# WRITTEN PROBLEM
Records follow. Copy every line with "caricato".

# SUPPLIED RECORDS
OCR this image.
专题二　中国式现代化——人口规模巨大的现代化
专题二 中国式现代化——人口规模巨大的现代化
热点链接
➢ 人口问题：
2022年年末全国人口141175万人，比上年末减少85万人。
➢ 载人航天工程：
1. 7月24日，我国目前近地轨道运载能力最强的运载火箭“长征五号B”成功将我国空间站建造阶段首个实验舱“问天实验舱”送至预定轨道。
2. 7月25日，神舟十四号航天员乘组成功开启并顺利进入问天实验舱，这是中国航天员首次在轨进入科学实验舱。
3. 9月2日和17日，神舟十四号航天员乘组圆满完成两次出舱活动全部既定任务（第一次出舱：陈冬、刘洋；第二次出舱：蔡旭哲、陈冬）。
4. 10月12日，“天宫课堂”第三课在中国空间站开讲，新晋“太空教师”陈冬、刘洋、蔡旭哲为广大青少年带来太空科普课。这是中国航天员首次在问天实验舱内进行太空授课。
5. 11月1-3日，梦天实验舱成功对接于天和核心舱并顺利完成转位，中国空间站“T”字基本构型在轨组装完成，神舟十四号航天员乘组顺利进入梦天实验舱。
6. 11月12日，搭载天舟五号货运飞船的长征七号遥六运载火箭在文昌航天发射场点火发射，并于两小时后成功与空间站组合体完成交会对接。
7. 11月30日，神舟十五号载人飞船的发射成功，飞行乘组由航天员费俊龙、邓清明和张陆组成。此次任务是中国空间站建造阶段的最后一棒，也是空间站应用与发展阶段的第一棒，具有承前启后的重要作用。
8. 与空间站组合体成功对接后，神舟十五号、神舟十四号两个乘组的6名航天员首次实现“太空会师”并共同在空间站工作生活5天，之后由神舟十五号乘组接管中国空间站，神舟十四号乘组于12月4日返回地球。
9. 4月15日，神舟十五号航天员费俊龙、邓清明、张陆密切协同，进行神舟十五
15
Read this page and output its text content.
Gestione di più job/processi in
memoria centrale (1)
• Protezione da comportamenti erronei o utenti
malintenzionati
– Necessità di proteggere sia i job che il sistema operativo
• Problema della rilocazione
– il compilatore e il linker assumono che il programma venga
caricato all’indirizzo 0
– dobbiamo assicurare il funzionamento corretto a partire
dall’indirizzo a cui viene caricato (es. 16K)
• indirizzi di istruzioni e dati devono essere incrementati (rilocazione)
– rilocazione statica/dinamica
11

---

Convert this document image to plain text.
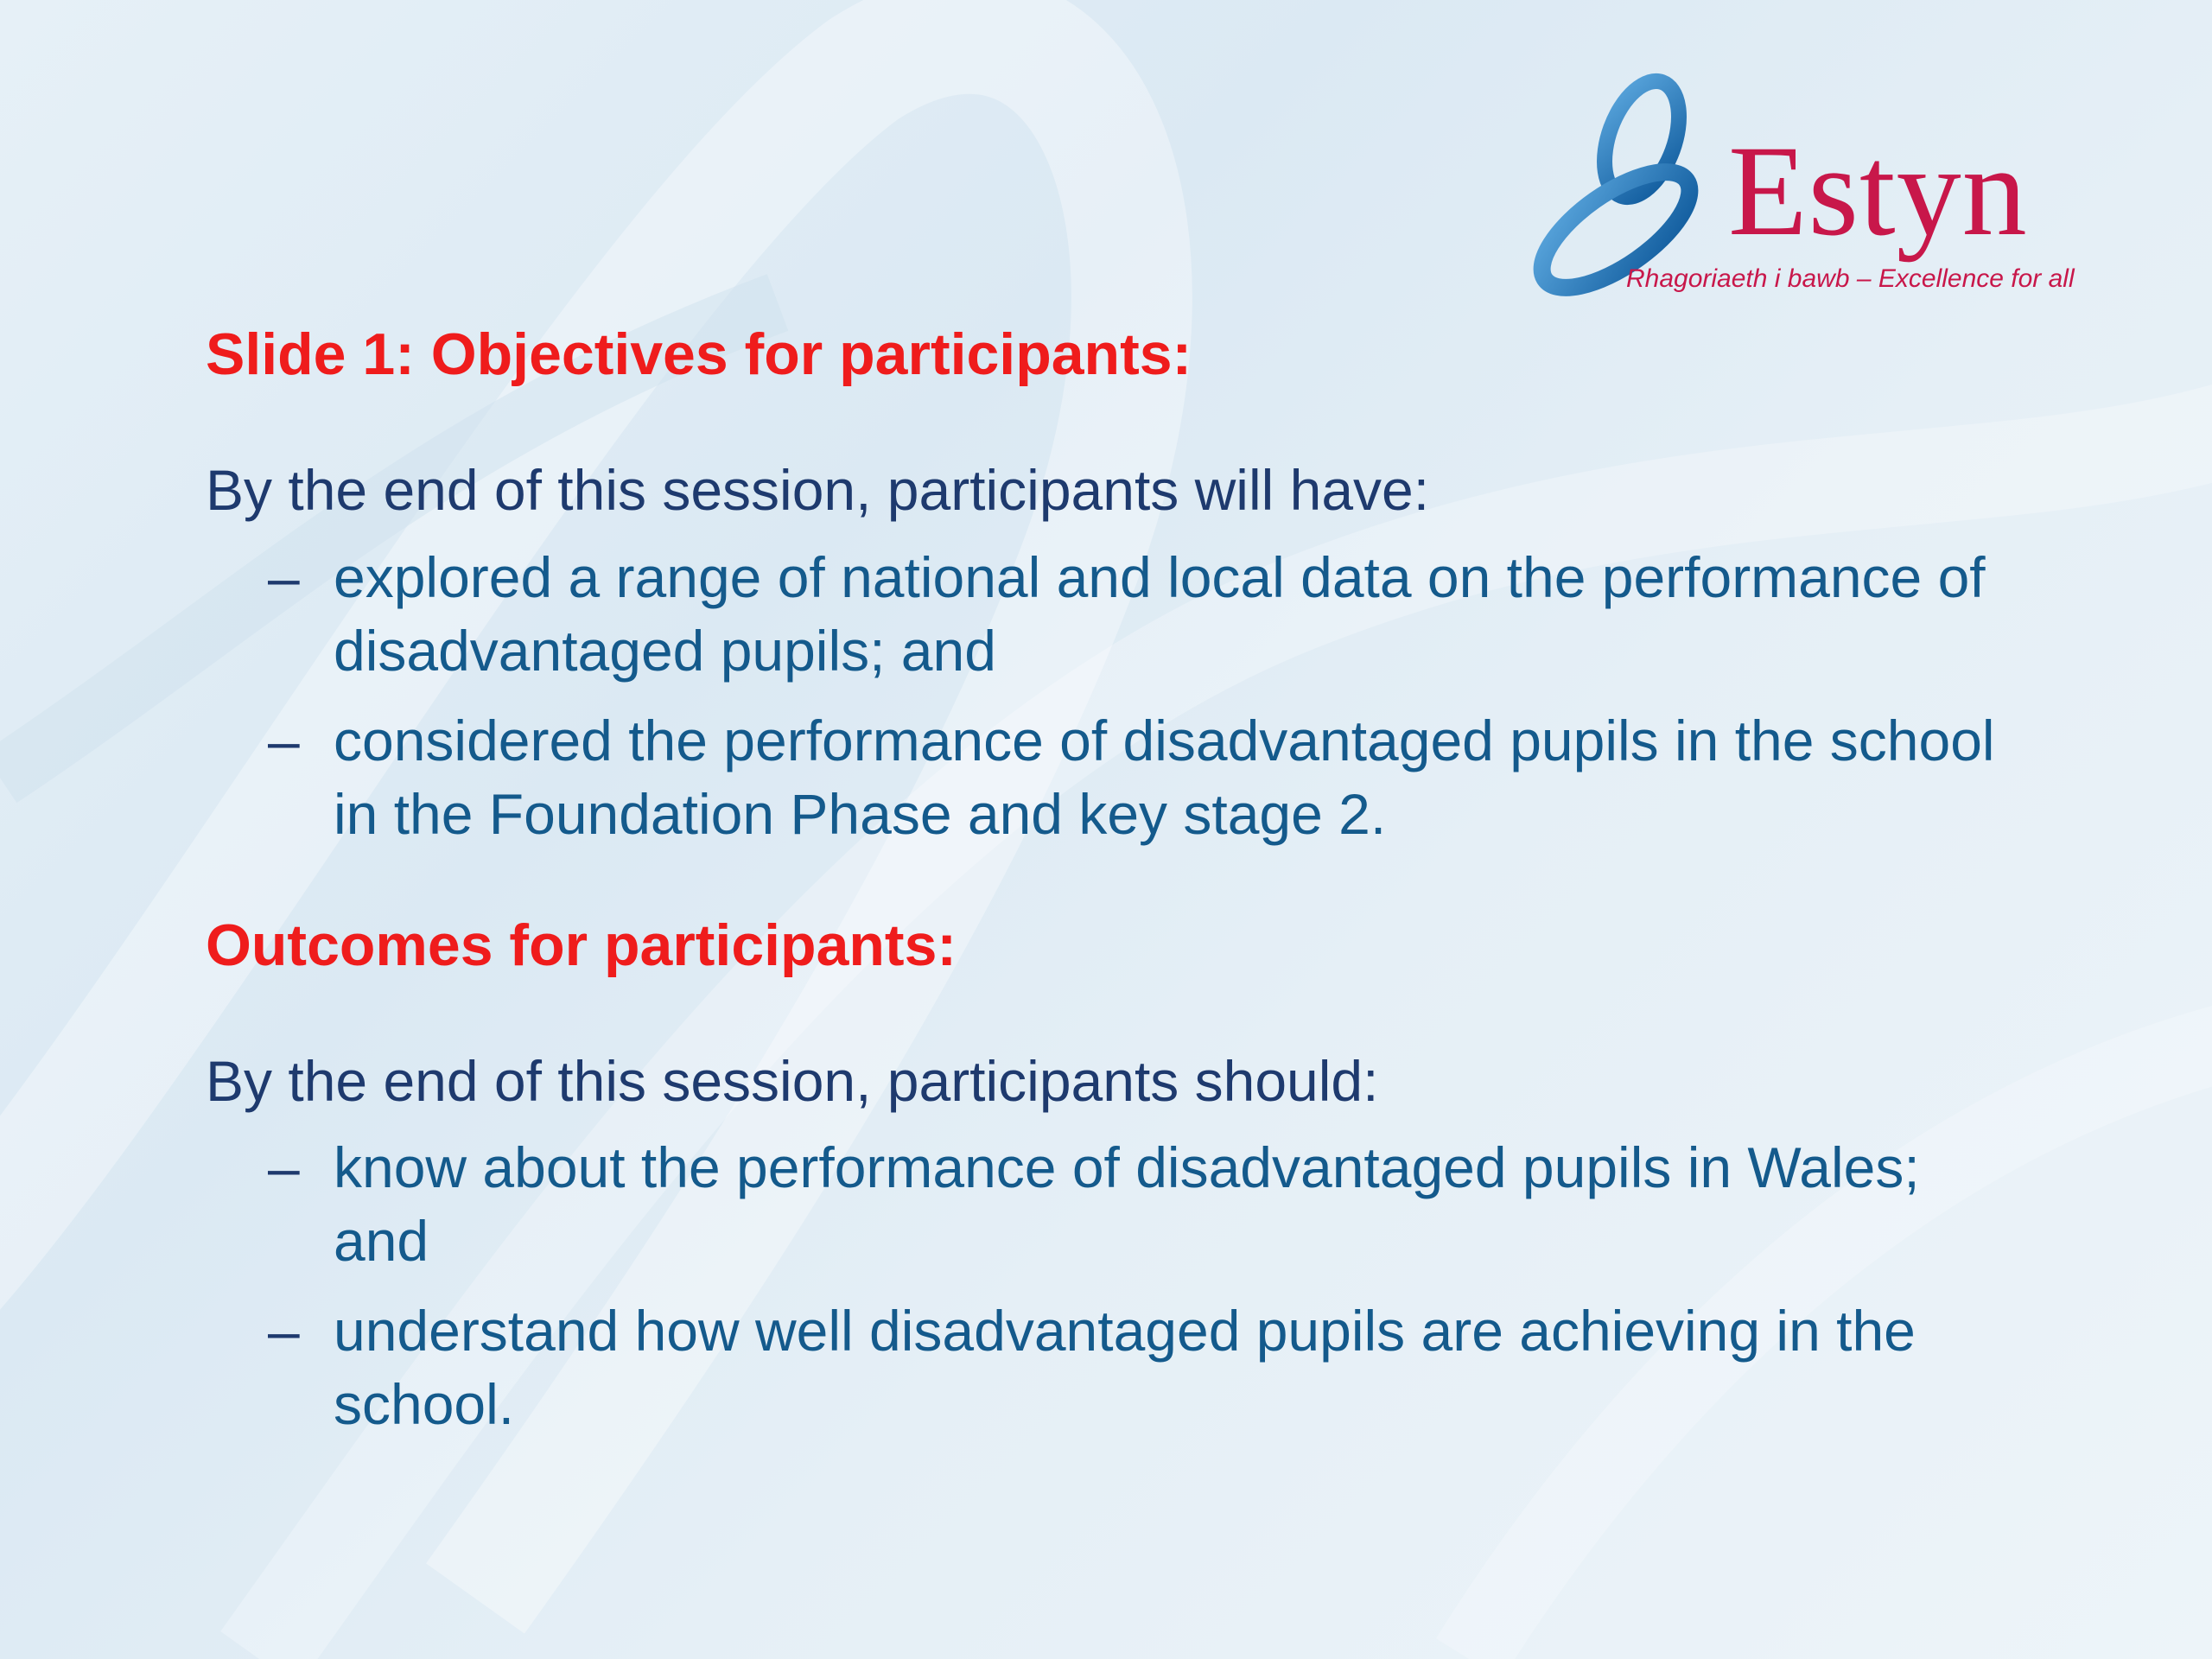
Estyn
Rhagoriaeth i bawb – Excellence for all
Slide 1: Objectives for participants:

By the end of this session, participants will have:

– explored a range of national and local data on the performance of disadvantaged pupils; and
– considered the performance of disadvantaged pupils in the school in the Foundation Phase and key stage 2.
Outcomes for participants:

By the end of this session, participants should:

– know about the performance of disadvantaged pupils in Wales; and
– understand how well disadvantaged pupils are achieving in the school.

# CORRECT RESPONSE
caricato all’indirizzo 0
dall’indirizzo a cui viene caricato (es. 16K)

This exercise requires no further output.